▶ **Problem to work on**: Check every line below for the string "subtitle", and copy the lines that contain it.

------------------------------

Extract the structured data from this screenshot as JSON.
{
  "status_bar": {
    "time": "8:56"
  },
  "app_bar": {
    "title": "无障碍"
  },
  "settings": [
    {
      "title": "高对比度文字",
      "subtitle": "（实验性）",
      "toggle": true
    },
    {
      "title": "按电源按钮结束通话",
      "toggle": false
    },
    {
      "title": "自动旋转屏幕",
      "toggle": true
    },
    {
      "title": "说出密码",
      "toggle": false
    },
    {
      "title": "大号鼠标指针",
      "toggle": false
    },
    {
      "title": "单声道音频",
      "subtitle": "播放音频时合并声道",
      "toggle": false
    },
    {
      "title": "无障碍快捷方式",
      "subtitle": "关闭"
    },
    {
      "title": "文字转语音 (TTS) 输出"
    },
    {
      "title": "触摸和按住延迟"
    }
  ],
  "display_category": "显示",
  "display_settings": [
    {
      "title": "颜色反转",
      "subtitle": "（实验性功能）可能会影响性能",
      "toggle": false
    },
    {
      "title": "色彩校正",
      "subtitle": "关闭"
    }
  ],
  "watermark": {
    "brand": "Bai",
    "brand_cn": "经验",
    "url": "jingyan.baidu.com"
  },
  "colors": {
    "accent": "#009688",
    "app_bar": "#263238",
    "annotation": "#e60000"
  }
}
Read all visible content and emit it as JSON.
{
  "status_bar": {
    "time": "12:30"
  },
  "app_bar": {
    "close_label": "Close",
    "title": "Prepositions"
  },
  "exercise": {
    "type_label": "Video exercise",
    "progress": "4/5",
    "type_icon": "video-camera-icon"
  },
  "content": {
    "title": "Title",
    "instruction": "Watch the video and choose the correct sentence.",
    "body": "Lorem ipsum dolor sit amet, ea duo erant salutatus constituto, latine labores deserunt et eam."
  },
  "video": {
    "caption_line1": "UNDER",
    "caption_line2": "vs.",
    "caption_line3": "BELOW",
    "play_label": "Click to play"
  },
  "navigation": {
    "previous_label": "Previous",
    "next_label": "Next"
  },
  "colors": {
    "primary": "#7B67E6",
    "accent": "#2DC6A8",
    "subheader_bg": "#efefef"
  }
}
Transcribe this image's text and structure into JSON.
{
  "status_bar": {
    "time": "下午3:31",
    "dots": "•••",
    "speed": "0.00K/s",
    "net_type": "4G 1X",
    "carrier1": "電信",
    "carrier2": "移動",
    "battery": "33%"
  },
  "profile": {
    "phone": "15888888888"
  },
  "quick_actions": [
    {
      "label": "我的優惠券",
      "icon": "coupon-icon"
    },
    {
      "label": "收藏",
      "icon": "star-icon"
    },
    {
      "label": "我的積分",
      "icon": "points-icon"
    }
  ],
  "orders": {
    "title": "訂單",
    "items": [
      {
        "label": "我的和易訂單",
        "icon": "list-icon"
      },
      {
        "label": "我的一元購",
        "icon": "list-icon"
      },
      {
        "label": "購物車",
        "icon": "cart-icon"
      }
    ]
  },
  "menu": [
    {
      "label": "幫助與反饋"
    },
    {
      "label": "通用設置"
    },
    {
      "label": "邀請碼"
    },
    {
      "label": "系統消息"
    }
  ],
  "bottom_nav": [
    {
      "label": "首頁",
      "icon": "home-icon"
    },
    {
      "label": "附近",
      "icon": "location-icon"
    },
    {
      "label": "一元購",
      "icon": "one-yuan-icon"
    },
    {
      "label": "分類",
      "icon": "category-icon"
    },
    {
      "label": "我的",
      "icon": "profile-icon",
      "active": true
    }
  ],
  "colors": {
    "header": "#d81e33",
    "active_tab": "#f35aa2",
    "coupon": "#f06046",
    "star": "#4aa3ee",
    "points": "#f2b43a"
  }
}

------------------------------

▶ **Exercise result**:
      "subtitle": "（实验性）",
      "subtitle": "播放音频时合并声道",
      "subtitle": "关闭"
      "subtitle": "（实验性功能）可能会影响性能",
      "subtitle": "关闭"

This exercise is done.